→ **TASK PROMPT**
Scan the lines below for the string "Salinity" and copy every one that has it.

[begin EXTRACTED MATERIAL]

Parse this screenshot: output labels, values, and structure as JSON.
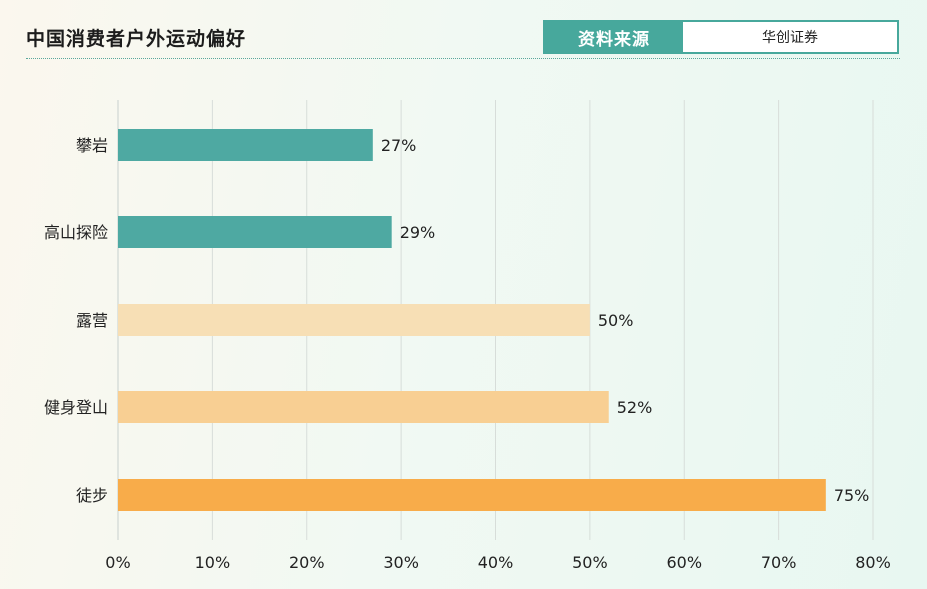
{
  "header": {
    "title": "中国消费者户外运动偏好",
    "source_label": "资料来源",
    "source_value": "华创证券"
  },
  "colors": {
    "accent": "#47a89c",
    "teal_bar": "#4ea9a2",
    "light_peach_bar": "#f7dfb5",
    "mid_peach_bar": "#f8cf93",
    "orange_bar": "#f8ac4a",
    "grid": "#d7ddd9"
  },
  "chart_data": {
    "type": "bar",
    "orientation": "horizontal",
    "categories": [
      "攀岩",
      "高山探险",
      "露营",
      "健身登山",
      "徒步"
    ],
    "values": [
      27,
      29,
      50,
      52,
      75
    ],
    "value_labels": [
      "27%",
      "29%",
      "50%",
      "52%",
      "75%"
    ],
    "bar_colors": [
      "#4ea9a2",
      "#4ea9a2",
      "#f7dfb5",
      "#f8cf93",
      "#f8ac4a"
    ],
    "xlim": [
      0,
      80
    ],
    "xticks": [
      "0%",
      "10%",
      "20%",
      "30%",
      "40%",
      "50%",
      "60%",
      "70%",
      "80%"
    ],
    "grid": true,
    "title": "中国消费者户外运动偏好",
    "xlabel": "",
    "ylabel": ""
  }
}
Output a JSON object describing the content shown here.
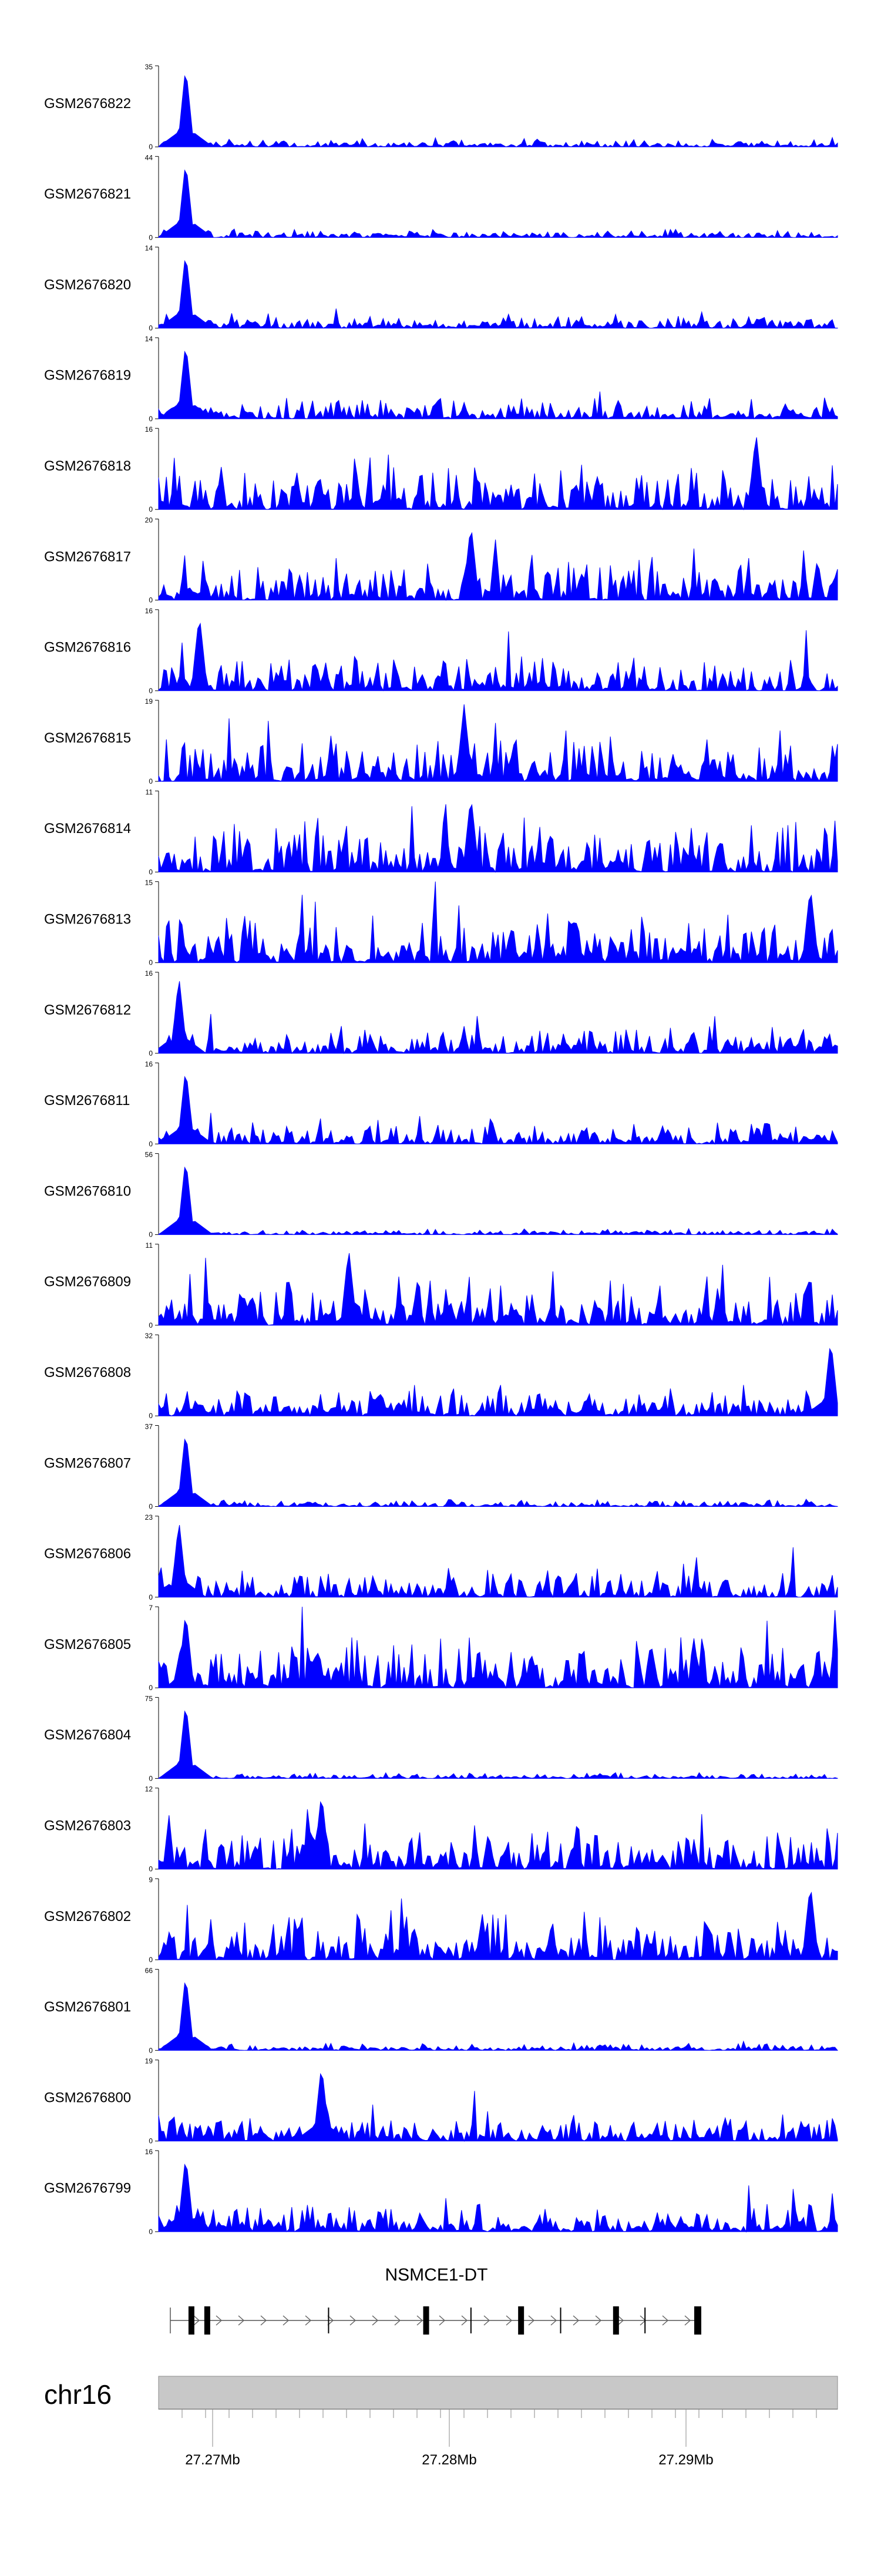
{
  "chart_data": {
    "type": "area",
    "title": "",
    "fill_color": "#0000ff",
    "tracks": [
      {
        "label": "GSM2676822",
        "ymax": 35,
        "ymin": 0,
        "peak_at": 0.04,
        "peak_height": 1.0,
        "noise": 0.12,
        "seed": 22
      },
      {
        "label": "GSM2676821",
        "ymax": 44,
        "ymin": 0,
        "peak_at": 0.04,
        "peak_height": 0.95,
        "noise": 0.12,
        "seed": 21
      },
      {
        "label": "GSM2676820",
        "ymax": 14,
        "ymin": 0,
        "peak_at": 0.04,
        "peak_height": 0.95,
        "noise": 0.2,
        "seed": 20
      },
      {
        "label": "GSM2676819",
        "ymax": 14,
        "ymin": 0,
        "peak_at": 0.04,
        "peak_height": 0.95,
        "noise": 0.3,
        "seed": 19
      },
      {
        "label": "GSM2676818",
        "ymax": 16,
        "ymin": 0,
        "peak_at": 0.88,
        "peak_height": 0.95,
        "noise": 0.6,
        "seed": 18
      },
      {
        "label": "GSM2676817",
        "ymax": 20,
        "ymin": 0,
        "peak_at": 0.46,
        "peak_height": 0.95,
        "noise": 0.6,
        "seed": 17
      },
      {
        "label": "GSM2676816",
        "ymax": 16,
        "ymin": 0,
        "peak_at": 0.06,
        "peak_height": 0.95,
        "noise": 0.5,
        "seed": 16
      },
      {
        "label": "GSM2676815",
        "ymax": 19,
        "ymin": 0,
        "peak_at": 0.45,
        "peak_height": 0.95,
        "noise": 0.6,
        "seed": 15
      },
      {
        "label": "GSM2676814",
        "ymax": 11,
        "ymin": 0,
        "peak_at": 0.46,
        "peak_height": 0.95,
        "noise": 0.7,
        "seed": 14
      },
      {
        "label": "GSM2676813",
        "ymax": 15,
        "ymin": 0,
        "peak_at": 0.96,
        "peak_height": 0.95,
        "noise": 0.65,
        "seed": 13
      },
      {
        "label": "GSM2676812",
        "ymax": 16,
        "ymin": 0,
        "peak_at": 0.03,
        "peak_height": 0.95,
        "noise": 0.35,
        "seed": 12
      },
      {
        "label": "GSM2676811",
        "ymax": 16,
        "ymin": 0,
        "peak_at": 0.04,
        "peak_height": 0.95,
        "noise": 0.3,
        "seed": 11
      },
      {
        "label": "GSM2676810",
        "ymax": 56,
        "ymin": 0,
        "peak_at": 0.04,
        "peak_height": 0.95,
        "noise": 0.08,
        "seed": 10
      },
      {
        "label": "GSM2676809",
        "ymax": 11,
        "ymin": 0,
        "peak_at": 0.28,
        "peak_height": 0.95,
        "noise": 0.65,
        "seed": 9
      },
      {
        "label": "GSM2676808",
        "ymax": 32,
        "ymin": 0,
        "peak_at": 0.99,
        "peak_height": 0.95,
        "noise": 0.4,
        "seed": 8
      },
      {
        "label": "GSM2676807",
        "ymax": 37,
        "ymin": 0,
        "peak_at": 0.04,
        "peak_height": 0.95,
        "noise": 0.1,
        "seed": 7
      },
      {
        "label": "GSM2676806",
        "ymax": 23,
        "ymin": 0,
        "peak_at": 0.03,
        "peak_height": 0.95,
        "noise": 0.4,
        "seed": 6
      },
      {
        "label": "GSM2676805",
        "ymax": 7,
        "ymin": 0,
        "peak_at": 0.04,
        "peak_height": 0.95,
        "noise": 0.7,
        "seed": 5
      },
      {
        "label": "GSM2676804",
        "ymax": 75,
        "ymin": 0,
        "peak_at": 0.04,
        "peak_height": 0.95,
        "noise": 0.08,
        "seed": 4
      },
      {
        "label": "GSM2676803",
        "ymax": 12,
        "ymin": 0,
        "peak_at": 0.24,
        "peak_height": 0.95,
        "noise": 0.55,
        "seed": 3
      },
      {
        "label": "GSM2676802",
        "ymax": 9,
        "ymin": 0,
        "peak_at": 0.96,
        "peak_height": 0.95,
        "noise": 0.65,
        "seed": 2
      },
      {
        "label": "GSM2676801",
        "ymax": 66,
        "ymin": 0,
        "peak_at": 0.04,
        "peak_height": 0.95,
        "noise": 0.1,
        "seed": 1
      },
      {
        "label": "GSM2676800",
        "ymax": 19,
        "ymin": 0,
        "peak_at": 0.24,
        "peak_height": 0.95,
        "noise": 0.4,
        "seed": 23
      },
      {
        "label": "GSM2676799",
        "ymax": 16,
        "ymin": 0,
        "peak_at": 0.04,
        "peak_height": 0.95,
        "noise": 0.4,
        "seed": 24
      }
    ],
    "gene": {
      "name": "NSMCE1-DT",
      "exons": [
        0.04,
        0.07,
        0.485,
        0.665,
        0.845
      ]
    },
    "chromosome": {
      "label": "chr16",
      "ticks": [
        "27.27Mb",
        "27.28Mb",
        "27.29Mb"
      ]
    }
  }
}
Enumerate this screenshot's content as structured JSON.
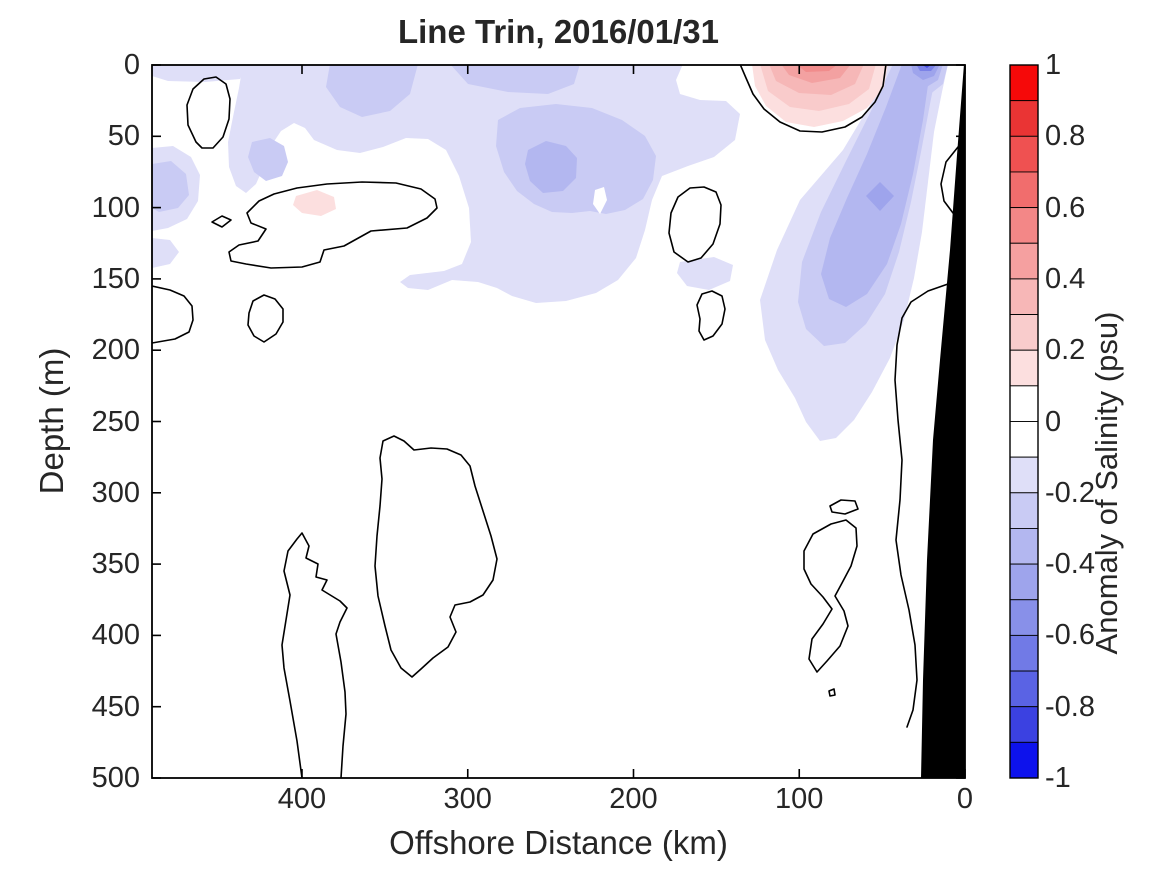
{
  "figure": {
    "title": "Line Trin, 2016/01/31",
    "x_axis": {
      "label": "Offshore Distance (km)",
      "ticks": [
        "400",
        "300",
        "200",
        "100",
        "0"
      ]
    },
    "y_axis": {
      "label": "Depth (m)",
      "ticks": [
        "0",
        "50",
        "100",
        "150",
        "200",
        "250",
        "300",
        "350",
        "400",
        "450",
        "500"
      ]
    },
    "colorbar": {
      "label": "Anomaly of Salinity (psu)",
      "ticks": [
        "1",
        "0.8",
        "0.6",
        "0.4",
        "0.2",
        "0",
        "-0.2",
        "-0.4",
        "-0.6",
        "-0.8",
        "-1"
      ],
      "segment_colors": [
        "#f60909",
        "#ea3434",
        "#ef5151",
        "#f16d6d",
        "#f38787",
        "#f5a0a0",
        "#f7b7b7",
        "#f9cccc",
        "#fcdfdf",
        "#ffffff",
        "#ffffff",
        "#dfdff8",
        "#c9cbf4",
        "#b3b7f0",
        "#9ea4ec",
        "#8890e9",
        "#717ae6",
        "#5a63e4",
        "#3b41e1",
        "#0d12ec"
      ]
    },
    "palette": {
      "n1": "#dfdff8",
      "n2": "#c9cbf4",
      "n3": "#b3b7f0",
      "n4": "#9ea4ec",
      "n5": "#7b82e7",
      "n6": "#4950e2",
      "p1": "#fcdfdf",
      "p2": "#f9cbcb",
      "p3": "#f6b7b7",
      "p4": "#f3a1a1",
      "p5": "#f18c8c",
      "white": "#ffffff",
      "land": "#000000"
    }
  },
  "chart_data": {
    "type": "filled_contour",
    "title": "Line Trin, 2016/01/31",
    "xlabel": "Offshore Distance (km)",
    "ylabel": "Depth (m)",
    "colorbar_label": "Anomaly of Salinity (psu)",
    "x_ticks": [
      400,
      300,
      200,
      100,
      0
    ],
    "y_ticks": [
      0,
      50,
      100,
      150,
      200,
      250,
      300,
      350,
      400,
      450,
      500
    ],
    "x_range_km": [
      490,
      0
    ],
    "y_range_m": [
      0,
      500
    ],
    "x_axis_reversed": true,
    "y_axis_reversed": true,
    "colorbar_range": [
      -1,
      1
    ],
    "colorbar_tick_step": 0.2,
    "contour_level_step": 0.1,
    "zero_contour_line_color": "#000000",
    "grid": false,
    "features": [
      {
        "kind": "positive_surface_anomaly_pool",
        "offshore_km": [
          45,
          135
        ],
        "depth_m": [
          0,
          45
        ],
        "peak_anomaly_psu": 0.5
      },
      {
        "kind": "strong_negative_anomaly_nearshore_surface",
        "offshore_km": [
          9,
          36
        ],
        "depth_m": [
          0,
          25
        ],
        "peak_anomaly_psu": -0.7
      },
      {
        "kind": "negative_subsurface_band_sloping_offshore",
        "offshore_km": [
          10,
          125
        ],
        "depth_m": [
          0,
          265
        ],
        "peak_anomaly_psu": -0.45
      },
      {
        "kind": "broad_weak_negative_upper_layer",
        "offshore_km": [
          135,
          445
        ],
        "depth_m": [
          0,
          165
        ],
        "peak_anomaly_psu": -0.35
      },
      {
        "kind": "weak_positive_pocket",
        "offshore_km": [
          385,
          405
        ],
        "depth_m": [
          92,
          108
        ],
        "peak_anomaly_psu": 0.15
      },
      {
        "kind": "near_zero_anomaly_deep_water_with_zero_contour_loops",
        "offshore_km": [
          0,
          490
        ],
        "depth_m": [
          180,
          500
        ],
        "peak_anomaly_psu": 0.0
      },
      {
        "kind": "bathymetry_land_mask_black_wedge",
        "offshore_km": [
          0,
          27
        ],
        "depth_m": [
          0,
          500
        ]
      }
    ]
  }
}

[end EXTRACTED MATERIAL]

→ **RESULT**
      "label": "Anomaly of Salinity (psu)",
    "colorbar_label": "Anomaly of Salinity (psu)",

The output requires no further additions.